» Instructions for the task:
Copy each of the following items verbatim, line by line, without any alteration.

» Given records:
____________
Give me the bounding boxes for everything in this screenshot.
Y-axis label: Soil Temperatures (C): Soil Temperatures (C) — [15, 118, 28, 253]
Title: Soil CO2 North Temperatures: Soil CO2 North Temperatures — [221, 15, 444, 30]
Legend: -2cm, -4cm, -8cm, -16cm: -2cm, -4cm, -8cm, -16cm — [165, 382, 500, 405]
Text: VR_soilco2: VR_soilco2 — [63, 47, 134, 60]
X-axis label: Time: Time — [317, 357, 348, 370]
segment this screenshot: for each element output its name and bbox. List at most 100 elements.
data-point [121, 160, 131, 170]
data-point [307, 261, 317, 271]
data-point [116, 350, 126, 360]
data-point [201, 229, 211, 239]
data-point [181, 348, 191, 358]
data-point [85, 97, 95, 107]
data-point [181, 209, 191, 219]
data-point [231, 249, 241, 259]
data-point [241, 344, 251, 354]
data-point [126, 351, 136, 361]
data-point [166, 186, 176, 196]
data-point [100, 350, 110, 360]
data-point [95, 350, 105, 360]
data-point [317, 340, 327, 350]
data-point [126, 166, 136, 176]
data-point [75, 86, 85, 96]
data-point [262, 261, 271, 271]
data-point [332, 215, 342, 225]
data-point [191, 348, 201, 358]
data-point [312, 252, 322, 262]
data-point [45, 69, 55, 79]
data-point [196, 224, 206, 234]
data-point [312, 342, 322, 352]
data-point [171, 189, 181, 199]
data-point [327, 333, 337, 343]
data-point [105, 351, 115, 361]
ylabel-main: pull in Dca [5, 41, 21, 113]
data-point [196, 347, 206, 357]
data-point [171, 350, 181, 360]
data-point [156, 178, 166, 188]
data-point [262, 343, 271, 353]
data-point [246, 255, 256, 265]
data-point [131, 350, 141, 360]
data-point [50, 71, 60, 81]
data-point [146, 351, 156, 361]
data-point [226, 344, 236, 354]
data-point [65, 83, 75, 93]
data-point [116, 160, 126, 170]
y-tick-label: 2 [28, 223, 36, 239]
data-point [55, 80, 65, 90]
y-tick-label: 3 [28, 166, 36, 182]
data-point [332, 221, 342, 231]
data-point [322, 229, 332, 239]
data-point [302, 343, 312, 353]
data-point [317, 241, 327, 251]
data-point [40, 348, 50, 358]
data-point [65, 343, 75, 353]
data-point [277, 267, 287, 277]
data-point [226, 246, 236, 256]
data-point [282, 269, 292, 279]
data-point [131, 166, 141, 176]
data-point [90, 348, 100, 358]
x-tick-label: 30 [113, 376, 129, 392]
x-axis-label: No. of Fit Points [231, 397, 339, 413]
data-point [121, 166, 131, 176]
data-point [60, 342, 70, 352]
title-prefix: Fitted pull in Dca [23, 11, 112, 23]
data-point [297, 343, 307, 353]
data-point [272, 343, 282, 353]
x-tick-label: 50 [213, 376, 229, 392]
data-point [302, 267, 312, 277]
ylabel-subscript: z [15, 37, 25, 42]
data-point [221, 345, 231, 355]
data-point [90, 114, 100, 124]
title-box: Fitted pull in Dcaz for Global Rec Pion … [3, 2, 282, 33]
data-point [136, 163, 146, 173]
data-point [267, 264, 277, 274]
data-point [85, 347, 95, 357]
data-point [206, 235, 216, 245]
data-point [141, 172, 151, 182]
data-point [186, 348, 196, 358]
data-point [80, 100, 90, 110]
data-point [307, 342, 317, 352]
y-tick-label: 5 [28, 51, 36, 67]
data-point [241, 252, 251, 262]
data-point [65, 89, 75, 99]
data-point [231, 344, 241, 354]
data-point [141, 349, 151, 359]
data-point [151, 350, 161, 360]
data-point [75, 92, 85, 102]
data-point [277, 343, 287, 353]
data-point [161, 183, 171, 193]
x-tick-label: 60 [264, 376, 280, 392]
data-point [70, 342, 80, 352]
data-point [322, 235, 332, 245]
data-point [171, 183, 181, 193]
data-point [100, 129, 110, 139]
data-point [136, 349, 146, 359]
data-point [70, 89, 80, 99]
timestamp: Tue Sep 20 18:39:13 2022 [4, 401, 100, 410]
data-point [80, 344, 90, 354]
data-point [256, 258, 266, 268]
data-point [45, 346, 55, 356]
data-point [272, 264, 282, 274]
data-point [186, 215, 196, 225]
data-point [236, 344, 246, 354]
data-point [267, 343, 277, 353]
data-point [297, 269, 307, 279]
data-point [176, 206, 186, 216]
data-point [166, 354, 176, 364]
____________
» Completed exercise:
Give me the bounding boxes for everything in this screenshot.
Y-axis label: Soil Temperatures (C): Soil Temperatures (C) — [15, 118, 28, 253]
Title: Soil CO2 North Temperatures: Soil CO2 North Temperatures — [221, 15, 444, 30]
Legend: -2cm, -4cm, -8cm, -16cm: -2cm, -4cm, -8cm, -16cm — [165, 382, 500, 405]
Text: VR_soilco2: VR_soilco2 — [63, 47, 134, 60]
X-axis label: Time: Time — [317, 357, 348, 370]
segment this screenshot: for each element output its name and bbox. List at most 100 elements.
data-point [121, 160, 131, 170]
data-point [307, 261, 317, 271]
data-point [116, 350, 126, 360]
data-point [201, 229, 211, 239]
data-point [181, 348, 191, 358]
data-point [85, 97, 95, 107]
data-point [181, 209, 191, 219]
data-point [231, 249, 241, 259]
data-point [241, 344, 251, 354]
data-point [126, 351, 136, 361]
data-point [166, 186, 176, 196]
data-point [100, 350, 110, 360]
data-point [95, 350, 105, 360]
data-point [317, 340, 327, 350]
data-point [126, 166, 136, 176]
data-point [75, 86, 85, 96]
data-point [262, 261, 271, 271]
data-point [332, 215, 342, 225]
data-point [191, 348, 201, 358]
data-point [312, 252, 322, 262]
data-point [45, 69, 55, 79]
data-point [196, 224, 206, 234]
data-point [312, 342, 322, 352]
data-point [171, 189, 181, 199]
data-point [327, 333, 337, 343]
data-point [105, 351, 115, 361]
ylabel-main: pull in Dca [5, 41, 21, 113]
data-point [196, 347, 206, 357]
data-point [171, 350, 181, 360]
data-point [156, 178, 166, 188]
data-point [262, 343, 271, 353]
data-point [246, 255, 256, 265]
data-point [131, 350, 141, 360]
data-point [50, 71, 60, 81]
data-point [146, 351, 156, 361]
data-point [226, 344, 236, 354]
data-point [65, 83, 75, 93]
data-point [116, 160, 126, 170]
y-tick-label: 2 [28, 223, 36, 239]
data-point [55, 80, 65, 90]
y-tick-label: 3 [28, 166, 36, 182]
data-point [332, 221, 342, 231]
data-point [322, 229, 332, 239]
data-point [302, 343, 312, 353]
data-point [317, 241, 327, 251]
data-point [40, 348, 50, 358]
data-point [65, 343, 75, 353]
data-point [277, 267, 287, 277]
data-point [226, 246, 236, 256]
data-point [282, 269, 292, 279]
data-point [131, 166, 141, 176]
data-point [90, 348, 100, 358]
x-tick-label: 30 [113, 376, 129, 392]
x-axis-label: No. of Fit Points [231, 397, 339, 413]
data-point [121, 166, 131, 176]
data-point [60, 342, 70, 352]
title-prefix: Fitted pull in Dca [23, 11, 112, 23]
data-point [297, 343, 307, 353]
data-point [272, 343, 282, 353]
x-tick-label: 50 [213, 376, 229, 392]
data-point [302, 267, 312, 277]
ylabel-subscript: z [15, 37, 25, 42]
data-point [221, 345, 231, 355]
data-point [90, 114, 100, 124]
title-box: Fitted pull in Dcaz for Global Rec Pion … [3, 2, 282, 33]
data-point [136, 163, 146, 173]
data-point [267, 264, 277, 274]
data-point [85, 347, 95, 357]
data-point [206, 235, 216, 245]
data-point [141, 172, 151, 182]
data-point [186, 348, 196, 358]
data-point [80, 100, 90, 110]
data-point [307, 342, 317, 352]
y-tick-label: 5 [28, 51, 36, 67]
data-point [241, 252, 251, 262]
data-point [65, 89, 75, 99]
data-point [231, 344, 241, 354]
data-point [141, 349, 151, 359]
data-point [151, 350, 161, 360]
data-point [75, 92, 85, 102]
data-point [277, 343, 287, 353]
data-point [161, 183, 171, 193]
x-tick-label: 60 [264, 376, 280, 392]
data-point [70, 342, 80, 352]
data-point [322, 235, 332, 245]
data-point [171, 183, 181, 193]
data-point [100, 129, 110, 139]
data-point [136, 349, 146, 359]
data-point [70, 89, 80, 99]
timestamp: Tue Sep 20 18:39:13 2022 [4, 401, 100, 410]
data-point [80, 344, 90, 354]
data-point [256, 258, 266, 268]
data-point [45, 346, 55, 356]
data-point [272, 264, 282, 274]
data-point [186, 215, 196, 225]
data-point [236, 344, 246, 354]
data-point [267, 343, 277, 353]
data-point [297, 269, 307, 279]
data-point [176, 206, 186, 216]
data-point [166, 354, 176, 364]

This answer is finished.